▶ Work to complete: Write all of the entries out again exactly.

Collection entries:
= Beginning of Section =
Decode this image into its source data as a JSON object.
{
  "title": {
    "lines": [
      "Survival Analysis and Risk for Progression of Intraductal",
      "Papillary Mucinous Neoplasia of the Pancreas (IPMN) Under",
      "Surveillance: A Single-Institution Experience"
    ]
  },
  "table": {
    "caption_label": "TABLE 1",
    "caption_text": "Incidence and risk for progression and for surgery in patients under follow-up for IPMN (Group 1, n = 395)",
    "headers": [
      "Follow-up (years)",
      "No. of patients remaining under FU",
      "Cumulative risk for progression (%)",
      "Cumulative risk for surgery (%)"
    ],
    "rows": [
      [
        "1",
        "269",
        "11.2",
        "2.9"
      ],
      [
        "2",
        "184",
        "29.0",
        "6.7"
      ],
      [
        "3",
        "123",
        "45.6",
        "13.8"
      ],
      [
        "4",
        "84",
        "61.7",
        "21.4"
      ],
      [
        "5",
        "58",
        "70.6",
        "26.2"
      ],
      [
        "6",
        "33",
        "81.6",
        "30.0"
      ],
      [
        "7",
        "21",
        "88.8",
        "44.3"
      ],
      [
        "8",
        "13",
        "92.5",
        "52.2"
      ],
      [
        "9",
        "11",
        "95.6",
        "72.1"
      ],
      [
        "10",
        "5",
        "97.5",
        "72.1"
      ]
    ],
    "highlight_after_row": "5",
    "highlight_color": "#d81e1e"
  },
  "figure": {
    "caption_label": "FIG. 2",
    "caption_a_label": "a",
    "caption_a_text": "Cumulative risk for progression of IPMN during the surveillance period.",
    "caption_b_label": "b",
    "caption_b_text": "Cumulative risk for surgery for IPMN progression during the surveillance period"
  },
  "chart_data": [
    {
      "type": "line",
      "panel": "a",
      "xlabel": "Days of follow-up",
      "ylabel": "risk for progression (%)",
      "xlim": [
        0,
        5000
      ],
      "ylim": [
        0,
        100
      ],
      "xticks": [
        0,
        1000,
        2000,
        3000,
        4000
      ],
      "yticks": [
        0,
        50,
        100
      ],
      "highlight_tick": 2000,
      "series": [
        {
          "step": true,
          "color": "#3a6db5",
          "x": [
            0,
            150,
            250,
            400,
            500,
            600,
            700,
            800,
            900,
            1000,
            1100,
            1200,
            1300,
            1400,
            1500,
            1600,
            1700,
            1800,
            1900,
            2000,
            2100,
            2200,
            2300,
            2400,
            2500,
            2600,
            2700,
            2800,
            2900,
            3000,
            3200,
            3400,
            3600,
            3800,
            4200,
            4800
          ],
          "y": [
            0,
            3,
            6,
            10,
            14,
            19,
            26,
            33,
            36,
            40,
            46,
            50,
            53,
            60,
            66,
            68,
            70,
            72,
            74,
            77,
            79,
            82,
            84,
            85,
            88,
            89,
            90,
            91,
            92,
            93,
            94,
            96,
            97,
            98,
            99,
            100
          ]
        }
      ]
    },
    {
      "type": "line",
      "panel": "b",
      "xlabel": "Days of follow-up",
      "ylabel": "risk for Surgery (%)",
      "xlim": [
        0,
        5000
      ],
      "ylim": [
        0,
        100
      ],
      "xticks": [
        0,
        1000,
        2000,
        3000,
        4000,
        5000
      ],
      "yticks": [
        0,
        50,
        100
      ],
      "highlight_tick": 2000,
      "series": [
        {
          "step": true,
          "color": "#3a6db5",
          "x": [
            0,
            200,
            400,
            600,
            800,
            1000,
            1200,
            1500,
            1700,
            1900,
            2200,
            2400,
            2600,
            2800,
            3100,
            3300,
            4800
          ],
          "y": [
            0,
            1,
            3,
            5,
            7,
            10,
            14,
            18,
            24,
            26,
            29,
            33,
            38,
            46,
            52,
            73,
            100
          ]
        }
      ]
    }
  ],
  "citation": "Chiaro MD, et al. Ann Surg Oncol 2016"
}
= End of Section =
▶ Reply:
Decode this image into its source data as a JSON object.
{
  "title": {
    "lines": [
      "Survival Analysis and Risk for Progression of Intraductal",
      "Papillary Mucinous Neoplasia of the Pancreas (IPMN) Under",
      "Surveillance: A Single-Institution Experience"
    ]
  },
  "table": {
    "caption_label": "TABLE 1",
    "caption_text": "Incidence and risk for progression and for surgery in patients under follow-up for IPMN (Group 1, n = 395)",
    "headers": [
      "Follow-up (years)",
      "No. of patients remaining under FU",
      "Cumulative risk for progression (%)",
      "Cumulative risk for surgery (%)"
    ],
    "rows": [
      [
        "1",
        "269",
        "11.2",
        "2.9"
      ],
      [
        "2",
        "184",
        "29.0",
        "6.7"
      ],
      [
        "3",
        "123",
        "45.6",
        "13.8"
      ],
      [
        "4",
        "84",
        "61.7",
        "21.4"
      ],
      [
        "5",
        "58",
        "70.6",
        "26.2"
      ],
      [
        "6",
        "33",
        "81.6",
        "30.0"
      ],
      [
        "7",
        "21",
        "88.8",
        "44.3"
      ],
      [
        "8",
        "13",
        "92.5",
        "52.2"
      ],
      [
        "9",
        "11",
        "95.6",
        "72.1"
      ],
      [
        "10",
        "5",
        "97.5",
        "72.1"
      ]
    ],
    "highlight_after_row": "5",
    "highlight_color": "#d81e1e"
  },
  "figure": {
    "caption_label": "FIG. 2",
    "caption_a_label": "a",
    "caption_a_text": "Cumulative risk for progression of IPMN during the surveillance period.",
    "caption_b_label": "b",
    "caption_b_text": "Cumulative risk for surgery for IPMN progression during the surveillance period"
  },
  "chart_data": [
    {
      "type": "line",
      "panel": "a",
      "xlabel": "Days of follow-up",
      "ylabel": "risk for progression (%)",
      "xlim": [
        0,
        5000
      ],
      "ylim": [
        0,
        100
      ],
      "xticks": [
        0,
        1000,
        2000,
        3000,
        4000
      ],
      "yticks": [
        0,
        50,
        100
      ],
      "highlight_tick": 2000,
      "series": [
        {
          "step": true,
          "color": "#3a6db5",
          "x": [
            0,
            150,
            250,
            400,
            500,
            600,
            700,
            800,
            900,
            1000,
            1100,
            1200,
            1300,
            1400,
            1500,
            1600,
            1700,
            1800,
            1900,
            2000,
            2100,
            2200,
            2300,
            2400,
            2500,
            2600,
            2700,
            2800,
            2900,
            3000,
            3200,
            3400,
            3600,
            3800,
            4200,
            4800
          ],
          "y": [
            0,
            3,
            6,
            10,
            14,
            19,
            26,
            33,
            36,
            40,
            46,
            50,
            53,
            60,
            66,
            68,
            70,
            72,
            74,
            77,
            79,
            82,
            84,
            85,
            88,
            89,
            90,
            91,
            92,
            93,
            94,
            96,
            97,
            98,
            99,
            100
          ]
        }
      ]
    },
    {
      "type": "line",
      "panel": "b",
      "xlabel": "Days of follow-up",
      "ylabel": "risk for Surgery (%)",
      "xlim": [
        0,
        5000
      ],
      "ylim": [
        0,
        100
      ],
      "xticks": [
        0,
        1000,
        2000,
        3000,
        4000,
        5000
      ],
      "yticks": [
        0,
        50,
        100
      ],
      "highlight_tick": 2000,
      "series": [
        {
          "step": true,
          "color": "#3a6db5",
          "x": [
            0,
            200,
            400,
            600,
            800,
            1000,
            1200,
            1500,
            1700,
            1900,
            2200,
            2400,
            2600,
            2800,
            3100,
            3300,
            4800
          ],
          "y": [
            0,
            1,
            3,
            5,
            7,
            10,
            14,
            18,
            24,
            26,
            29,
            33,
            38,
            46,
            52,
            73,
            100
          ]
        }
      ]
    }
  ],
  "citation": "Chiaro MD, et al. Ann Surg Oncol 2016"
}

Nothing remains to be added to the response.